··· Records to use ···

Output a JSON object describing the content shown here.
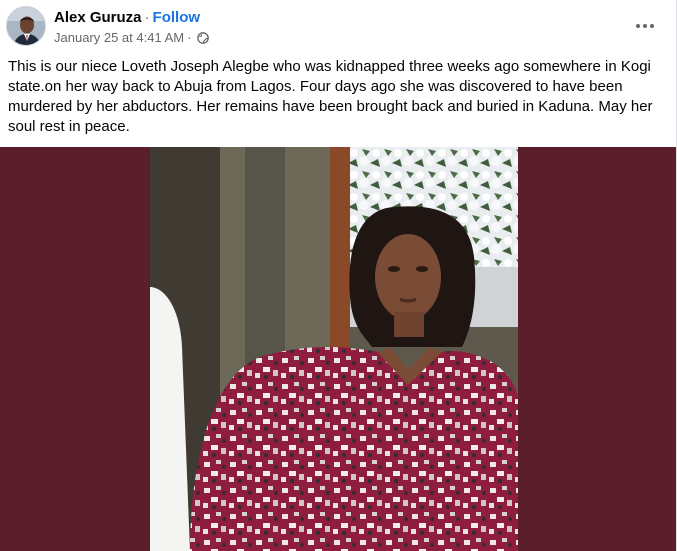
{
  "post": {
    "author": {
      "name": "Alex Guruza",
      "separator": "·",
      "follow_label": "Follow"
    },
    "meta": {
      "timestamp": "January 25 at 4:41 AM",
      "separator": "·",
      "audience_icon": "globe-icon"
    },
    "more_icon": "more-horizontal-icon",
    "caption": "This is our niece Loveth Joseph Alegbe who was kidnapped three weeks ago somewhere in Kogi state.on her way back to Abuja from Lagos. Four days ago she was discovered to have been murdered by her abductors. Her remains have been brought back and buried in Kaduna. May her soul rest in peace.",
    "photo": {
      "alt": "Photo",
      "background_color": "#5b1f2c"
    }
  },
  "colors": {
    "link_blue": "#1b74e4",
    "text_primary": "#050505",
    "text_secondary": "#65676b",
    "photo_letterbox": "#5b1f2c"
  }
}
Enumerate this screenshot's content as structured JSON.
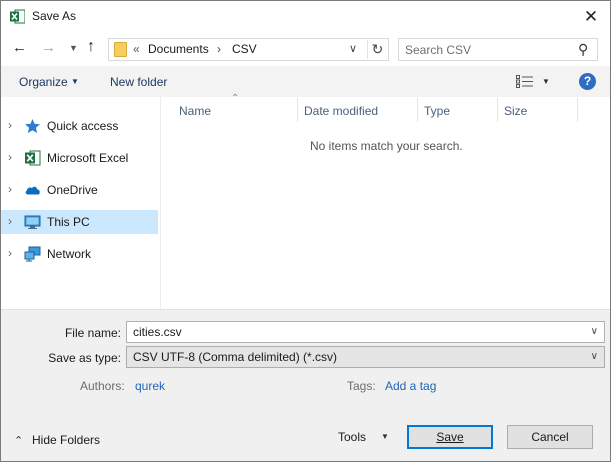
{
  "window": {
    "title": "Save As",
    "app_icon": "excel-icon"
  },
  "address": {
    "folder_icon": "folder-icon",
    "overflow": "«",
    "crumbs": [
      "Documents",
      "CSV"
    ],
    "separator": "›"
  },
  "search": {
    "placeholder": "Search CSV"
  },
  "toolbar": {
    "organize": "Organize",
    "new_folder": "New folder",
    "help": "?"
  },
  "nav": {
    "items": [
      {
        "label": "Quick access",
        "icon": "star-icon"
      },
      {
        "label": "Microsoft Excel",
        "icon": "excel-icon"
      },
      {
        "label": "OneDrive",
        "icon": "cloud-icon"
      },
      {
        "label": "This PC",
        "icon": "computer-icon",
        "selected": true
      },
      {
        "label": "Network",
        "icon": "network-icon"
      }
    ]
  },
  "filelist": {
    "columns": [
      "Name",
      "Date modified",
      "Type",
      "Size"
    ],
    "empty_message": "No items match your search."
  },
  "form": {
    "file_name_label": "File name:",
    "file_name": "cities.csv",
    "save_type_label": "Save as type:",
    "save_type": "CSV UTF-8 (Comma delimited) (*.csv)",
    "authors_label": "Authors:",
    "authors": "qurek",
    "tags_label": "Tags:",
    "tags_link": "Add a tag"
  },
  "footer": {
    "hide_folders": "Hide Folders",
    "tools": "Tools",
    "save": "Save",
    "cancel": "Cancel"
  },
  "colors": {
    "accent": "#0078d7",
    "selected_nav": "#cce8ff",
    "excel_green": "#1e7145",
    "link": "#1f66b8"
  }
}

···
··· Records to use ···

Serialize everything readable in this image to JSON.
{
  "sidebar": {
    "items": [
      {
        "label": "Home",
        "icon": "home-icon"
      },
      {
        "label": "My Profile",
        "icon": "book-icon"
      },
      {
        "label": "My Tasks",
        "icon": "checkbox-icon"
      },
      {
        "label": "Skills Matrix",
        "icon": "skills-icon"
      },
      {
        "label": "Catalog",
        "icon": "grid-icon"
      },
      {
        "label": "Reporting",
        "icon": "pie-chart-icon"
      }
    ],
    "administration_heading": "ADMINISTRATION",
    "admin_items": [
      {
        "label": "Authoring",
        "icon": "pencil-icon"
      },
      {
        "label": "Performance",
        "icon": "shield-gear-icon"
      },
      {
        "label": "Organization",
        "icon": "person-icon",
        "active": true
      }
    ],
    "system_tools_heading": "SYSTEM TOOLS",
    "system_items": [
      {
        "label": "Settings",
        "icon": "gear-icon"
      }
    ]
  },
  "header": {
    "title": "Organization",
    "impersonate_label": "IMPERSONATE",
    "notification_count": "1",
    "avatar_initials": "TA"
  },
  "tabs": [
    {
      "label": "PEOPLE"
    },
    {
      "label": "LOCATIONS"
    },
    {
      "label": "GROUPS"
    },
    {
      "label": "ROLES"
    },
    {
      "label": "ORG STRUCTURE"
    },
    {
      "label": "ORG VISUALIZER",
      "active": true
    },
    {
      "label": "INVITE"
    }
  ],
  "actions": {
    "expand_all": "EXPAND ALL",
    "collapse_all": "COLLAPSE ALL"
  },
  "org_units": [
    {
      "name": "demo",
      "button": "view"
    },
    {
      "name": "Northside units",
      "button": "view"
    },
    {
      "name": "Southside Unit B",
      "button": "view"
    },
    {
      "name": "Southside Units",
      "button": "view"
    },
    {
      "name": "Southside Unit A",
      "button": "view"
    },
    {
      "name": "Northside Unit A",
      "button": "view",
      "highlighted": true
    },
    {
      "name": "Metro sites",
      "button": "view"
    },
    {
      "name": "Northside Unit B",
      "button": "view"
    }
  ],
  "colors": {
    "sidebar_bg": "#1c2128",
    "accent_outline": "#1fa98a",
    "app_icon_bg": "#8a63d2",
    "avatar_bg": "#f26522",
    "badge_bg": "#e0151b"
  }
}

···
··· Records to use ···

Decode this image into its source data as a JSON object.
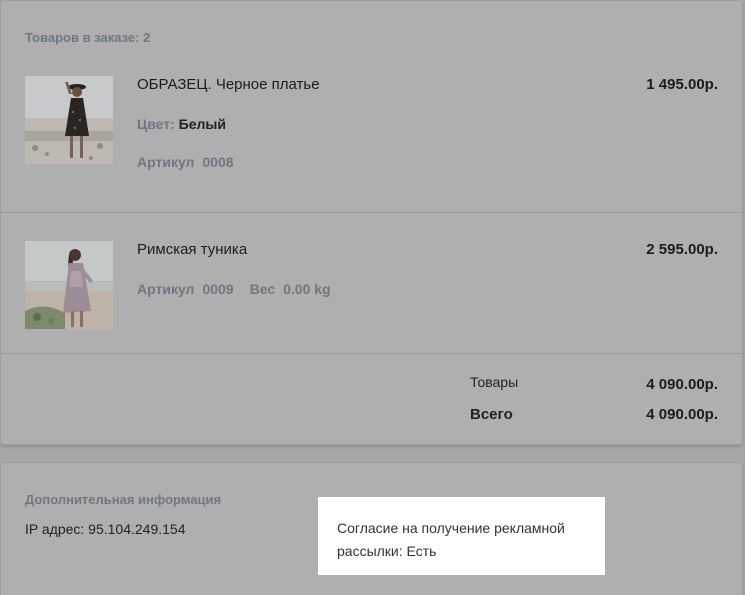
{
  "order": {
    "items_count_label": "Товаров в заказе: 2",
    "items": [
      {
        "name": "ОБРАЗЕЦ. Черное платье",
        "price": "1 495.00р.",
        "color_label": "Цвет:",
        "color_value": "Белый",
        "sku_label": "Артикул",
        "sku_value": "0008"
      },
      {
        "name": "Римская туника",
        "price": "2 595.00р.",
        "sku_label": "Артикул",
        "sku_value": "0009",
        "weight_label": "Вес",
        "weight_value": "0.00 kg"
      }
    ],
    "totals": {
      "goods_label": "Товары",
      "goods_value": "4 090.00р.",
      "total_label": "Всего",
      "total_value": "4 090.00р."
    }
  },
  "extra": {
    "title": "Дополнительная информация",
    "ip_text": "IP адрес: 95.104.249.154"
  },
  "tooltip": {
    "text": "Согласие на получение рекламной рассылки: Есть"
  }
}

···

* **Exercise aim**
Locate and copy each line in the data above that includes the word "title".

* **Written reply**
    "title": "Save As",
    "title": "Organization",
    "title": "Дополнительная информация",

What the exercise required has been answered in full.